Among the entries, which lines carry the string "расходы"? Copy each of them.

Material provided:
_ _ _ _ _

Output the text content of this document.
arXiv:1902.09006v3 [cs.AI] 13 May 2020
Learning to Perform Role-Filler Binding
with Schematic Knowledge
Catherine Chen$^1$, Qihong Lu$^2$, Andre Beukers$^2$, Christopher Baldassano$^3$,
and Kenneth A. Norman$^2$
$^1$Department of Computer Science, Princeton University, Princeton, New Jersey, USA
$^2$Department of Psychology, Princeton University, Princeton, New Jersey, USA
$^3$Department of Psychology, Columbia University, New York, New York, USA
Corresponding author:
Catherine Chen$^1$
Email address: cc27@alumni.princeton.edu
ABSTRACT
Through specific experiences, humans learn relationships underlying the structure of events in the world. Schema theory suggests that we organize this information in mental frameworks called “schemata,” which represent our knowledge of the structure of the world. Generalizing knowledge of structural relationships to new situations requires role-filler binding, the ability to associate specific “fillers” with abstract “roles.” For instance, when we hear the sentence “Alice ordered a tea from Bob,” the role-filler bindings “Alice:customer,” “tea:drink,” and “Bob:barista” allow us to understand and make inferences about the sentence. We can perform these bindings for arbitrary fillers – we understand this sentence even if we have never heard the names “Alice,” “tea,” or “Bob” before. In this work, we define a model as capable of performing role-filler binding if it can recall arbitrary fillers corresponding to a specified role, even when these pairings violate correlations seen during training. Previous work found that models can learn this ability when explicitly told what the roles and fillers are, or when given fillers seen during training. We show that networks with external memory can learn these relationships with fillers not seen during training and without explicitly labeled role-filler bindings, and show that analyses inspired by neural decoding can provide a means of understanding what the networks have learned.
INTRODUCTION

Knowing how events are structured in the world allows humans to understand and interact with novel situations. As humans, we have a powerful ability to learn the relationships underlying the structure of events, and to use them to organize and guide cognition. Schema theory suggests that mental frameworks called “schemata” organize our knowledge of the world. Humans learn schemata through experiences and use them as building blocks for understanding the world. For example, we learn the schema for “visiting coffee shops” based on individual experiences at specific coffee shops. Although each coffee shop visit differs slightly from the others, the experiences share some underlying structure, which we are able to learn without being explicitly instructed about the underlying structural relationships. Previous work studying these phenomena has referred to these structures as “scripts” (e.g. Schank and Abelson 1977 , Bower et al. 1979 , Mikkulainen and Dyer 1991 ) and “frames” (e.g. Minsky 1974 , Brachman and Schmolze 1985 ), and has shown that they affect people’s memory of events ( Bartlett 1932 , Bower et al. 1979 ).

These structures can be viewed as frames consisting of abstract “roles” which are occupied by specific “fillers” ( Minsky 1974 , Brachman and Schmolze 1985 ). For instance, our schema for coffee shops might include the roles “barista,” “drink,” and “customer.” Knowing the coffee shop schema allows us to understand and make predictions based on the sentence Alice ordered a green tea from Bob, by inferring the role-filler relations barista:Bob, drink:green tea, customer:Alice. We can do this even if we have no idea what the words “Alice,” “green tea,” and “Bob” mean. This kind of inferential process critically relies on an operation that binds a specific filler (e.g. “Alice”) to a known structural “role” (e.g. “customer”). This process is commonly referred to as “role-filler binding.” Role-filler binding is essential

_ _ _ _ _

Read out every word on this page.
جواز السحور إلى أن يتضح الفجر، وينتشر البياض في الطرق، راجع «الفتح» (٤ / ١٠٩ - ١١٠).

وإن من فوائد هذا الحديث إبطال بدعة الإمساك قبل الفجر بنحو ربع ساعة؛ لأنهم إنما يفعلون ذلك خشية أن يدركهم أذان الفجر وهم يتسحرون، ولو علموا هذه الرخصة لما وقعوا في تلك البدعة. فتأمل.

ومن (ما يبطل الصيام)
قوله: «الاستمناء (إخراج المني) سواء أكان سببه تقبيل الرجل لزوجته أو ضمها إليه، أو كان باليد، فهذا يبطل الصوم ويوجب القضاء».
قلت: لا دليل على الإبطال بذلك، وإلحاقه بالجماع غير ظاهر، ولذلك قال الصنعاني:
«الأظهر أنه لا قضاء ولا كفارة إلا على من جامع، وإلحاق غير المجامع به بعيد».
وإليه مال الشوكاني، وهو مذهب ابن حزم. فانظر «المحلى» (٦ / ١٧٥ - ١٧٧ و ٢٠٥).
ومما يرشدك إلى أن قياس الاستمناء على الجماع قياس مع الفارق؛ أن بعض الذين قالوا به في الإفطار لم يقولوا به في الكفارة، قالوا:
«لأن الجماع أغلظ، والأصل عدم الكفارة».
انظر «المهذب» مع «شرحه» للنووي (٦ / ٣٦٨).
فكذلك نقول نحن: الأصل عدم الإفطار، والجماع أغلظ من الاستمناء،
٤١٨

_ _ _ _ _

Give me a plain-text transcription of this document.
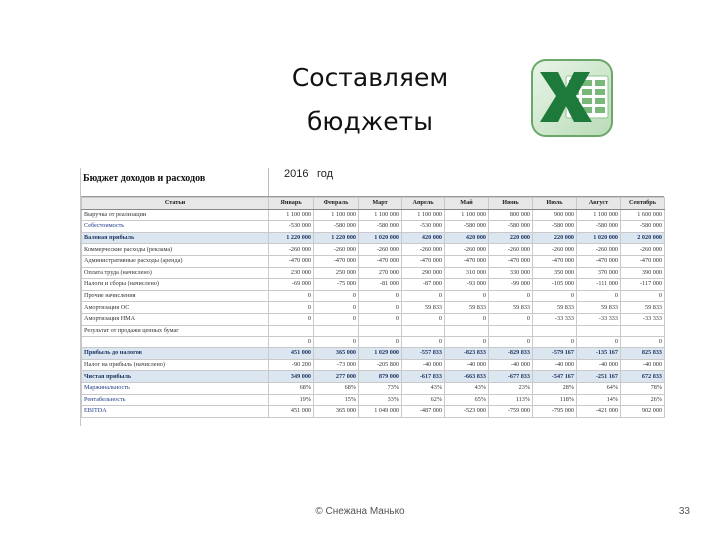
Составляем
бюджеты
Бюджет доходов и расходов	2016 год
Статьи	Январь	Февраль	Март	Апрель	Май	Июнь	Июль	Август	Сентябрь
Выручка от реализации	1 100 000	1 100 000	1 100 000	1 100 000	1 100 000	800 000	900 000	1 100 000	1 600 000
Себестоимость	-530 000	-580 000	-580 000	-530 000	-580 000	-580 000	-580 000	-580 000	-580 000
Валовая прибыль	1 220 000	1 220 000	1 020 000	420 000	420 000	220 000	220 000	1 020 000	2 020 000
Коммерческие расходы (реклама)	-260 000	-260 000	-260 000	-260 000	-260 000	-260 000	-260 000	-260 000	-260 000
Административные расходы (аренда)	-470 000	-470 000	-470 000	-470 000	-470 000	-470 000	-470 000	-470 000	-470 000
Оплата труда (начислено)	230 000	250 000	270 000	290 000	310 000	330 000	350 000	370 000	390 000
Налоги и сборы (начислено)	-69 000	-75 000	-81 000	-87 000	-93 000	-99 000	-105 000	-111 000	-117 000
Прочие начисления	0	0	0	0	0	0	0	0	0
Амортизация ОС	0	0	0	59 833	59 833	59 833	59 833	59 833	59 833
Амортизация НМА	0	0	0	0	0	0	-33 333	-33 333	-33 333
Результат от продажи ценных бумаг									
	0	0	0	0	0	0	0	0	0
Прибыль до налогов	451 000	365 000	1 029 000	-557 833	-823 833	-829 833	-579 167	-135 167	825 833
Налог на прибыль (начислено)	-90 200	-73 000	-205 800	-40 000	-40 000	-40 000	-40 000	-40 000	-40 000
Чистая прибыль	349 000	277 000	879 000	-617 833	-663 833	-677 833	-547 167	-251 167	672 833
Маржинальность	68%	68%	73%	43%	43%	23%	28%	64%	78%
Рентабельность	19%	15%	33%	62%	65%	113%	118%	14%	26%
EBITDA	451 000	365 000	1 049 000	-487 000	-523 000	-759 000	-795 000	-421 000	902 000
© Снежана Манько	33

_ _ _ _ _

Exercise solution:
Коммерческие расходы (реклама)	-260 000	-260 000	-260 000	-260 000	-260 000	-260 000	-260 000	-260 000	-260 000
Административные расходы (аренда)	-470 000	-470 000	-470 000	-470 000	-470 000	-470 000	-470 000	-470 000	-470 000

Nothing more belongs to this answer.